(TASK TO COMPLETE):
Write the data out again exactly, dropping any images it holds.

(SUPPLIED INFORMATION):
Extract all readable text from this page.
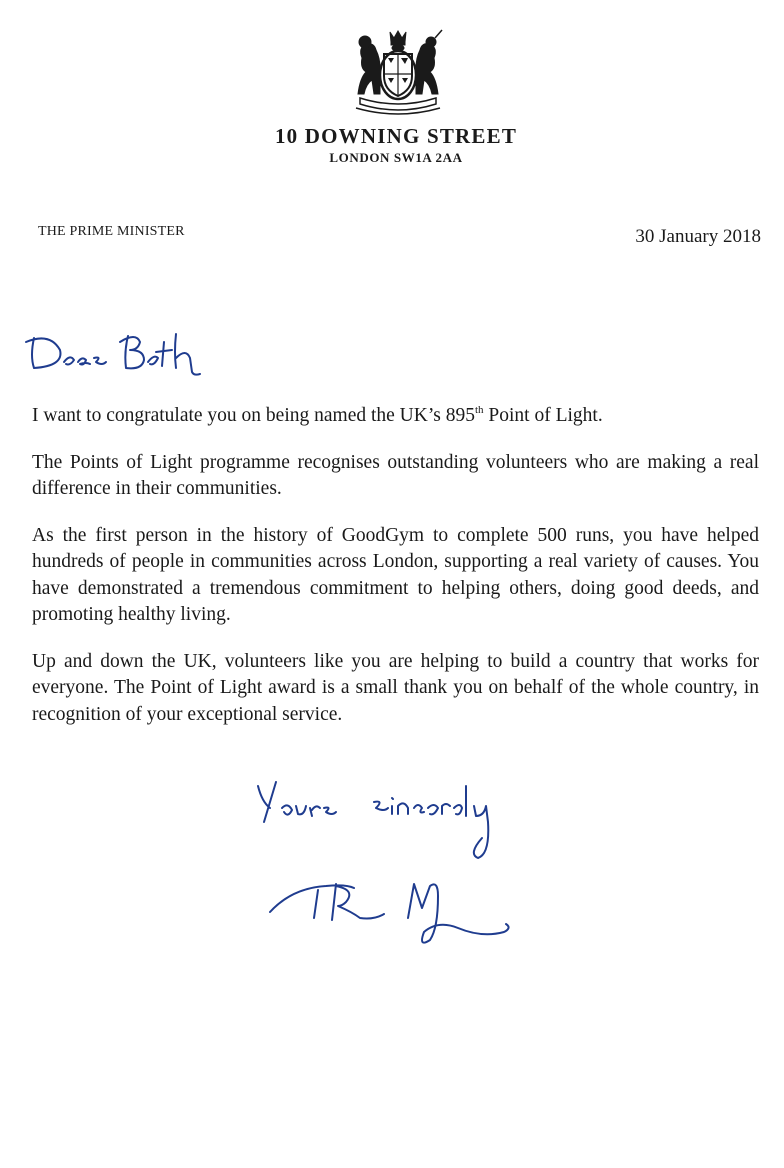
10 DOWNING STREET
LONDON SW1A 2AA
THE PRIME MINISTER	30 January 2018

I want to congratulate you on being named the UK’s 895th Point of Light.

The Points of Light programme recognises outstanding volunteers who are making a real difference in their communities.

As the first person in the history of GoodGym to complete 500 runs, you have helped hundreds of people in communities across London, supporting a real variety of causes. You have demonstrated a tremendous commitment to helping others, doing good deeds, and promoting healthy living.

Up and down the UK, volunteers like you are helping to build a country that works for everyone. The Point of Light award is a small thank you on behalf of the whole country, in recognition of your exceptional service.
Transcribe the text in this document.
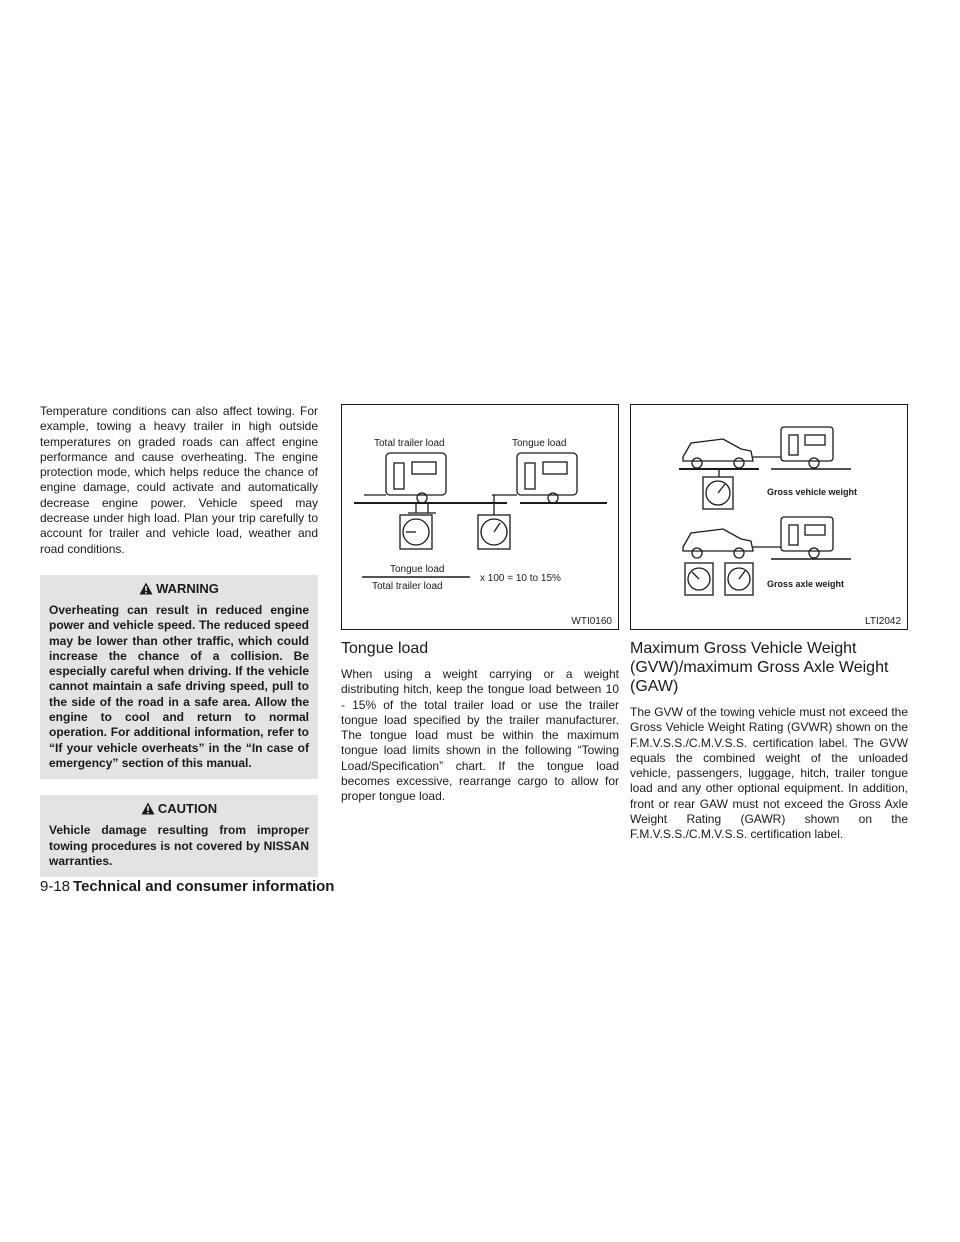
Temperature conditions can also affect towing. For example, towing a heavy trailer in high outside temperatures on graded roads can affect engine performance and cause overheating. The engine protection mode, which helps reduce the chance of engine damage, could activate and automatically decrease engine power. Vehicle speed may decrease under high load. Plan your trip carefully to account for trailer and vehicle load, weather and road conditions.

WARNING

Overheating can result in reduced engine power and vehicle speed. The reduced speed may be lower than other traffic, which could increase the chance of a collision. Be especially careful when driving. If the vehicle cannot maintain a safe driving speed, pull to the side of the road in a safe area. Allow the engine to cool and return to normal operation. For additional information, refer to “If your vehicle overheats” in the “In case of emergency” section of this manual.

CAUTION

Vehicle damage resulting from improper towing procedures is not covered by NISSAN warranties.

Total trailer load	Tongue load
Tongue load
Total trailer load
x 100 = 10 to 15%
WTI0160
Tongue load

When using a weight carrying or a weight distributing hitch, keep the tongue load between 10 - 15% of the total trailer load or use the trailer tongue load specified by the trailer manufacturer. The tongue load must be within the maximum tongue load limits shown in the following “Towing Load/Specification” chart. If the tongue load becomes excessive, rearrange cargo to allow for proper tongue load.

Gross vehicle weight
Gross axle weight
LTI2042
Maximum Gross Vehicle Weight (GVW)/maximum Gross Axle Weight (GAW)

The GVW of the towing vehicle must not exceed the Gross Vehicle Weight Rating (GVWR) shown on the F.M.V.S.S./C.M.V.S.S. certification label. The GVW equals the combined weight of the unloaded vehicle, passengers, luggage, hitch, trailer tongue load and any other optional equipment. In addition, front or rear GAW must not exceed the Gross Axle Weight Rating (GAWR) shown on the F.M.V.S.S./C.M.V.S.S. certification label.

9-18 Technical and consumer information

(THE COMPLETED TASK):
Extract all readable text from this page.
10 DOWNING STREET
LONDON SW1A 2AA
THE PRIME MINISTER	30 January 2018

I want to congratulate you on being named the UK’s 895th Point of Light.

The Points of Light programme recognises outstanding volunteers who are making a real difference in their communities.

As the first person in the history of GoodGym to complete 500 runs, you have helped hundreds of people in communities across London, supporting a real variety of causes. You have demonstrated a tremendous commitment to helping others, doing good deeds, and promoting healthy living.

Up and down the UK, volunteers like you are helping to build a country that works for everyone. The Point of Light award is a small thank you on behalf of the whole country, in recognition of your exceptional service.
Transcribe the text in this document.
Temperature conditions can also affect towing. For example, towing a heavy trailer in high outside temperatures on graded roads can affect engine performance and cause overheating. The engine protection mode, which helps reduce the chance of engine damage, could activate and automatically decrease engine power. Vehicle speed may decrease under high load. Plan your trip carefully to account for trailer and vehicle load, weather and road conditions.

WARNING

Overheating can result in reduced engine power and vehicle speed. The reduced speed may be lower than other traffic, which could increase the chance of a collision. Be especially careful when driving. If the vehicle cannot maintain a safe driving speed, pull to the side of the road in a safe area. Allow the engine to cool and return to normal operation. For additional information, refer to “If your vehicle overheats” in the “In case of emergency” section of this manual.

CAUTION

Vehicle damage resulting from improper towing procedures is not covered by NISSAN warranties.

Total trailer load	Tongue load
Tongue load
Total trailer load
x 100 = 10 to 15%
WTI0160
Tongue load

When using a weight carrying or a weight distributing hitch, keep the tongue load between 10 - 15% of the total trailer load or use the trailer tongue load specified by the trailer manufacturer. The tongue load must be within the maximum tongue load limits shown in the following “Towing Load/Specification” chart. If the tongue load becomes excessive, rearrange cargo to allow for proper tongue load.

Gross vehicle weight
Gross axle weight
LTI2042
Maximum Gross Vehicle Weight (GVW)/maximum Gross Axle Weight (GAW)

The GVW of the towing vehicle must not exceed the Gross Vehicle Weight Rating (GVWR) shown on the F.M.V.S.S./C.M.V.S.S. certification label. The GVW equals the combined weight of the unloaded vehicle, passengers, luggage, hitch, trailer tongue load and any other optional equipment. In addition, front or rear GAW must not exceed the Gross Axle Weight Rating (GAWR) shown on the F.M.V.S.S./C.M.V.S.S. certification label.

9-18 Technical and consumer information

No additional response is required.